### [Aim]
Copy out the data below verbatim.

######

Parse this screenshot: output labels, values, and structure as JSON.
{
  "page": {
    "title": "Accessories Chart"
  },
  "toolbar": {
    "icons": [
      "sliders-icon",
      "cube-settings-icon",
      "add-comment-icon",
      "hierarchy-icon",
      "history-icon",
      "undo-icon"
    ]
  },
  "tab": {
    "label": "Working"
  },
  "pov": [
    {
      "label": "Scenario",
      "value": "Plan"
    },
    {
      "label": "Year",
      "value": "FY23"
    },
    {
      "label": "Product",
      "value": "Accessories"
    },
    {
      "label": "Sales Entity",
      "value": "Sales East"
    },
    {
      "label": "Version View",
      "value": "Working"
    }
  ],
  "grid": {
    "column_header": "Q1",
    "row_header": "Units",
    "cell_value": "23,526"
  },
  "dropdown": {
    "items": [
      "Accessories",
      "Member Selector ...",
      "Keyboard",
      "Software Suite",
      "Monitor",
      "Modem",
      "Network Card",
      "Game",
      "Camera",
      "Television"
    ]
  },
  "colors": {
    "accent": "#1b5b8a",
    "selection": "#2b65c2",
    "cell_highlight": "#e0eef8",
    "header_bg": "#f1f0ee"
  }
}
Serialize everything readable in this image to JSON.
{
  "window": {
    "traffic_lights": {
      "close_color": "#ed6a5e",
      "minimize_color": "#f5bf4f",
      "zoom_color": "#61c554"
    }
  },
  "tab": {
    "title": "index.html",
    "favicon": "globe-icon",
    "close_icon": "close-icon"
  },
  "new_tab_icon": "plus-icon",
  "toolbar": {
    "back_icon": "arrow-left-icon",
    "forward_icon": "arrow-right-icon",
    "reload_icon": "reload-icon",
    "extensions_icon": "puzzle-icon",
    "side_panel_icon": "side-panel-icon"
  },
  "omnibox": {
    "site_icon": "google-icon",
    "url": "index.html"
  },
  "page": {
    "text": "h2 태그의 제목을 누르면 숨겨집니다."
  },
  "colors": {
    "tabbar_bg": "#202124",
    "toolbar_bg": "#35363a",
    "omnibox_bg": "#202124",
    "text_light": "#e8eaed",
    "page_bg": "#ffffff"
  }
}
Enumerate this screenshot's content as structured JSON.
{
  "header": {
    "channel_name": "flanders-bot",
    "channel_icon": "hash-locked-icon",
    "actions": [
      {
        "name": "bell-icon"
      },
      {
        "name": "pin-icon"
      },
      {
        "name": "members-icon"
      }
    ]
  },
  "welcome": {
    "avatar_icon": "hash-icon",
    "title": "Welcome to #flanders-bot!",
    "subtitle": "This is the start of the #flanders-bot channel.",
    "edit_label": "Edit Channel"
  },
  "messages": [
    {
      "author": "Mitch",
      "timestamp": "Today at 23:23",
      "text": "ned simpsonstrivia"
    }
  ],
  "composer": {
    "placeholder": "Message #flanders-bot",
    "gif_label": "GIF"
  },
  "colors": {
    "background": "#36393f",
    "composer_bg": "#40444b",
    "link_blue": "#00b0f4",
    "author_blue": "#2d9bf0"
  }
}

######

### [Written solution]
Parse this screenshot: output labels, values, and structure as JSON.
{
  "page": {
    "title": "Accessories Chart"
  },
  "toolbar": {
    "icons": [
      "sliders-icon",
      "cube-settings-icon",
      "add-comment-icon",
      "hierarchy-icon",
      "history-icon",
      "undo-icon"
    ]
  },
  "tab": {
    "label": "Working"
  },
  "pov": [
    {
      "label": "Scenario",
      "value": "Plan"
    },
    {
      "label": "Year",
      "value": "FY23"
    },
    {
      "label": "Product",
      "value": "Accessories"
    },
    {
      "label": "Sales Entity",
      "value": "Sales East"
    },
    {
      "label": "Version View",
      "value": "Working"
    }
  ],
  "grid": {
    "column_header": "Q1",
    "row_header": "Units",
    "cell_value": "23,526"
  },
  "dropdown": {
    "items": [
      "Accessories",
      "Member Selector ...",
      "Keyboard",
      "Software Suite",
      "Monitor",
      "Modem",
      "Network Card",
      "Game",
      "Camera",
      "Television"
    ]
  },
  "colors": {
    "accent": "#1b5b8a",
    "selection": "#2b65c2",
    "cell_highlight": "#e0eef8",
    "header_bg": "#f1f0ee"
  }
}
Serialize everything readable in this image to JSON.
{
  "window": {
    "traffic_lights": {
      "close_color": "#ed6a5e",
      "minimize_color": "#f5bf4f",
      "zoom_color": "#61c554"
    }
  },
  "tab": {
    "title": "index.html",
    "favicon": "globe-icon",
    "close_icon": "close-icon"
  },
  "new_tab_icon": "plus-icon",
  "toolbar": {
    "back_icon": "arrow-left-icon",
    "forward_icon": "arrow-right-icon",
    "reload_icon": "reload-icon",
    "extensions_icon": "puzzle-icon",
    "side_panel_icon": "side-panel-icon"
  },
  "omnibox": {
    "site_icon": "google-icon",
    "url": "index.html"
  },
  "page": {
    "text": "h2 태그의 제목을 누르면 숨겨집니다."
  },
  "colors": {
    "tabbar_bg": "#202124",
    "toolbar_bg": "#35363a",
    "omnibox_bg": "#202124",
    "text_light": "#e8eaed",
    "page_bg": "#ffffff"
  }
}
Enumerate this screenshot's content as structured JSON.
{
  "header": {
    "channel_name": "flanders-bot",
    "channel_icon": "hash-locked-icon",
    "actions": [
      {
        "name": "bell-icon"
      },
      {
        "name": "pin-icon"
      },
      {
        "name": "members-icon"
      }
    ]
  },
  "welcome": {
    "avatar_icon": "hash-icon",
    "title": "Welcome to #flanders-bot!",
    "subtitle": "This is the start of the #flanders-bot channel.",
    "edit_label": "Edit Channel"
  },
  "messages": [
    {
      "author": "Mitch",
      "timestamp": "Today at 23:23",
      "text": "ned simpsonstrivia"
    }
  ],
  "composer": {
    "placeholder": "Message #flanders-bot",
    "gif_label": "GIF"
  },
  "colors": {
    "background": "#36393f",
    "composer_bg": "#40444b",
    "link_blue": "#00b0f4",
    "author_blue": "#2d9bf0"
  }
}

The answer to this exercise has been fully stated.